• _TASK ITEM_
Once you have read the records below, report how many lines contain the word "Hospitalists", and give nothing besides that number.

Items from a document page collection
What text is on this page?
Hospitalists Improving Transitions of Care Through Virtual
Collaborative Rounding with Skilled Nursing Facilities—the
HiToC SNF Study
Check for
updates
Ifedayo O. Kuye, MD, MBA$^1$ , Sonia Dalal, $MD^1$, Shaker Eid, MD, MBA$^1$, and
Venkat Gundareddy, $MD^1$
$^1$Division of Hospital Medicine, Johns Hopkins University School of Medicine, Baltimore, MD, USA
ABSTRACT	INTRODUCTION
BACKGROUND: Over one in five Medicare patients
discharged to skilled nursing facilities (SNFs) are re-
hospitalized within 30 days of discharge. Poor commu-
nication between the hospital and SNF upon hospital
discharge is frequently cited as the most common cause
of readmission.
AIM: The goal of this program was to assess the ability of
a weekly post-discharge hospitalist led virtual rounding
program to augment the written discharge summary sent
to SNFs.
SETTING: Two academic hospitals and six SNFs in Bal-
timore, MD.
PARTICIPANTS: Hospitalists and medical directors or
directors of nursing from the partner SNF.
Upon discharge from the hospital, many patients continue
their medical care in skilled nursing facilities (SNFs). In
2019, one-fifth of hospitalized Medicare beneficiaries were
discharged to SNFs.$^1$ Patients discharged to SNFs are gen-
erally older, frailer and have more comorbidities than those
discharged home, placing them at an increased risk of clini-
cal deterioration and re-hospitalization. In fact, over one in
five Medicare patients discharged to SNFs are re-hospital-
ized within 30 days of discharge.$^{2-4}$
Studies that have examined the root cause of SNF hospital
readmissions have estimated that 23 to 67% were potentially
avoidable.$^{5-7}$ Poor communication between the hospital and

• _TASK RESULT_
2